--- start of Supplied information ---

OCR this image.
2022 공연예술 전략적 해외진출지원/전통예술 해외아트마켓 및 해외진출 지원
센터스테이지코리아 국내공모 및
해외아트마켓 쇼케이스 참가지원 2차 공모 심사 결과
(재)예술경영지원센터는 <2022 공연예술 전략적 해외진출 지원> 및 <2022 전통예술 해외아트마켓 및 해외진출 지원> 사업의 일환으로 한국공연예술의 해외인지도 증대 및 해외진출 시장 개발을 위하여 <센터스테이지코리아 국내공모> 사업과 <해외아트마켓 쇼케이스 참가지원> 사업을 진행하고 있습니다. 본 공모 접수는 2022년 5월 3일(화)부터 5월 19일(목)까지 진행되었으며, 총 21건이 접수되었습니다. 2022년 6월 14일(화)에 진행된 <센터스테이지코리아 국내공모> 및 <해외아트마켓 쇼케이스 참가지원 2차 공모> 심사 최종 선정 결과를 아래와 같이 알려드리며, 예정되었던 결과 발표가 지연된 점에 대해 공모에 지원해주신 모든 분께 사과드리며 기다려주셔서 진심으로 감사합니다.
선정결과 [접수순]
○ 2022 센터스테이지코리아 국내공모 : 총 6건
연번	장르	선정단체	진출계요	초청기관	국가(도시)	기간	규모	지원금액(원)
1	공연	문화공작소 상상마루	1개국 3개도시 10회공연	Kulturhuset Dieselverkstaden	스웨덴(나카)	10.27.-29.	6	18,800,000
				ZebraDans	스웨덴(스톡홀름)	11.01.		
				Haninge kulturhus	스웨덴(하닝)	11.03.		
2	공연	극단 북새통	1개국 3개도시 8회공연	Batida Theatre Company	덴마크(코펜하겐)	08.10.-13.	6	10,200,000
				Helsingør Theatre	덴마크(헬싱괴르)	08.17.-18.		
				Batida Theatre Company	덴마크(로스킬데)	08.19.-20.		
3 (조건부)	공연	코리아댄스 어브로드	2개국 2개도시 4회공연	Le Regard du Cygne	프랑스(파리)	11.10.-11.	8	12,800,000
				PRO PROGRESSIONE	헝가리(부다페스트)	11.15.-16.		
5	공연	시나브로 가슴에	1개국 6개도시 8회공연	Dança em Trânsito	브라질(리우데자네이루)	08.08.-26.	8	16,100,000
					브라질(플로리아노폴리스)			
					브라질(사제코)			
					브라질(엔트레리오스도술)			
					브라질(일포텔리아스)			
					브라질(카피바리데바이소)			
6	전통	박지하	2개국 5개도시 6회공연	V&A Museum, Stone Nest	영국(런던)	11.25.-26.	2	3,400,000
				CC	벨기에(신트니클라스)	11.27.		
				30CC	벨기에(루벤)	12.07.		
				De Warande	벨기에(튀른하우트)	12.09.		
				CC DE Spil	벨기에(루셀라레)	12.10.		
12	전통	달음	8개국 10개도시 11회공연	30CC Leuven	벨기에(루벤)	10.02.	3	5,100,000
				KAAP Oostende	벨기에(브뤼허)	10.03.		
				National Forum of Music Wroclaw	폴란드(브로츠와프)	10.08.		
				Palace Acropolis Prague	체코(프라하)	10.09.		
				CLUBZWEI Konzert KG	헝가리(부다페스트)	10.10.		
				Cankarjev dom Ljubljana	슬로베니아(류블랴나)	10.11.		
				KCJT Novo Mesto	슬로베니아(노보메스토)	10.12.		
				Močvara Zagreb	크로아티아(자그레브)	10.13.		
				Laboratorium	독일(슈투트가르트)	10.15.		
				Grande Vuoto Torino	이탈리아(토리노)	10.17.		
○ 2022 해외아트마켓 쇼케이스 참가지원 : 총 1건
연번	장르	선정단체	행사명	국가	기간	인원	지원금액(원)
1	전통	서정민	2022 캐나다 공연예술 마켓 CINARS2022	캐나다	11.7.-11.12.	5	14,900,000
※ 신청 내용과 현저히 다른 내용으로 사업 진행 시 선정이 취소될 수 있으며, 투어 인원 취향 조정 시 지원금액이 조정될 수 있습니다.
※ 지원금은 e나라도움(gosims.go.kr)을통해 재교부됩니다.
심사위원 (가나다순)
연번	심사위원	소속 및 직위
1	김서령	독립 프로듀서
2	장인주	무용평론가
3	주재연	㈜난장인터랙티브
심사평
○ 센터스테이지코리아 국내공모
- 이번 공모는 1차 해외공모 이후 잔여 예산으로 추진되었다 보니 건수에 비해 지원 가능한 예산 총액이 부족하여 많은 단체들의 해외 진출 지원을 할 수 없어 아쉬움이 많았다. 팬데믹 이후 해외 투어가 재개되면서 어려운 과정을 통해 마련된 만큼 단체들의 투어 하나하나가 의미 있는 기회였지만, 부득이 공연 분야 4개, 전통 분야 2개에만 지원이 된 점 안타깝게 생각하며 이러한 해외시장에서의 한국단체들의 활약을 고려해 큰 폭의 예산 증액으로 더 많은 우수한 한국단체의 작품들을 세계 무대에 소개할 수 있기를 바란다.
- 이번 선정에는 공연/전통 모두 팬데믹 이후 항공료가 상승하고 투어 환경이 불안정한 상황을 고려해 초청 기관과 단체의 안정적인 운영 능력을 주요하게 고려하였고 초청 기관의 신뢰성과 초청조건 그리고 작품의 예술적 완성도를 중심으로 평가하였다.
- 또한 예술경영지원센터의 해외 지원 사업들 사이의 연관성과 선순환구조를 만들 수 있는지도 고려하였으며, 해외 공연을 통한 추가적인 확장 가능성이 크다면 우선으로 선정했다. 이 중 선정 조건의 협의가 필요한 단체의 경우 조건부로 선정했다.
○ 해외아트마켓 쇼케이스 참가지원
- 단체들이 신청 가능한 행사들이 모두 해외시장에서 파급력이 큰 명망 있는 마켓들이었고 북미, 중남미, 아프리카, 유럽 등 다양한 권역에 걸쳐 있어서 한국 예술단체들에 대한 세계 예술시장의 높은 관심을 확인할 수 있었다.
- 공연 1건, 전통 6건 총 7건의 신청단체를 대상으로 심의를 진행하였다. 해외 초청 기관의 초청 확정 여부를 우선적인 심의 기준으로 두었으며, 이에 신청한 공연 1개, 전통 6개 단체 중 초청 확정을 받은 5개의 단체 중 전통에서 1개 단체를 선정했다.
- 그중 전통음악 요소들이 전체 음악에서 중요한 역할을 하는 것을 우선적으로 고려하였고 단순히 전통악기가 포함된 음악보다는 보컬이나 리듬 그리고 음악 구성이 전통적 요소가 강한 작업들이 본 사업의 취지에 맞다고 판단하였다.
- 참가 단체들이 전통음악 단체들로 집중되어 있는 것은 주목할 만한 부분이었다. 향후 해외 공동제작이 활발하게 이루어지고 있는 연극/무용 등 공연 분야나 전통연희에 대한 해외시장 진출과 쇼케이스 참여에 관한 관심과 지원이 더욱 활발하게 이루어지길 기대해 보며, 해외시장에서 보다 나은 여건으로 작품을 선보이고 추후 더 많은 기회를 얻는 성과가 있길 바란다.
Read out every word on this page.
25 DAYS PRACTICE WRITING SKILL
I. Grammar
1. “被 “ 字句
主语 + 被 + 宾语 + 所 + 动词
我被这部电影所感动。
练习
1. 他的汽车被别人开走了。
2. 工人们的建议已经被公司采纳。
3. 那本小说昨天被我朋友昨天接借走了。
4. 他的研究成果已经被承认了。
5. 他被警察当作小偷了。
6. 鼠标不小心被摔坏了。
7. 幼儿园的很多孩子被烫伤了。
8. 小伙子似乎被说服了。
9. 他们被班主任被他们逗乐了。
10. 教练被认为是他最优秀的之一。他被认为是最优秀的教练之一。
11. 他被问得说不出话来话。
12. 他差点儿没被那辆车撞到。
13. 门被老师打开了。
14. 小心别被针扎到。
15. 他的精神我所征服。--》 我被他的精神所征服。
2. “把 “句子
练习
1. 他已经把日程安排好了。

--- end of Supplied information ---

What needs to be done: Copy down every line of the entries containing the word "Company".

Solution:
2	공연	극단 북새통	1개국 3개도시 8회공연	Batida Theatre Company	덴마크(코펜하겐)	08.10.-13.	6	10,200,000
				Batida Theatre Company	덴마크(로스킬데)	08.19.-20.		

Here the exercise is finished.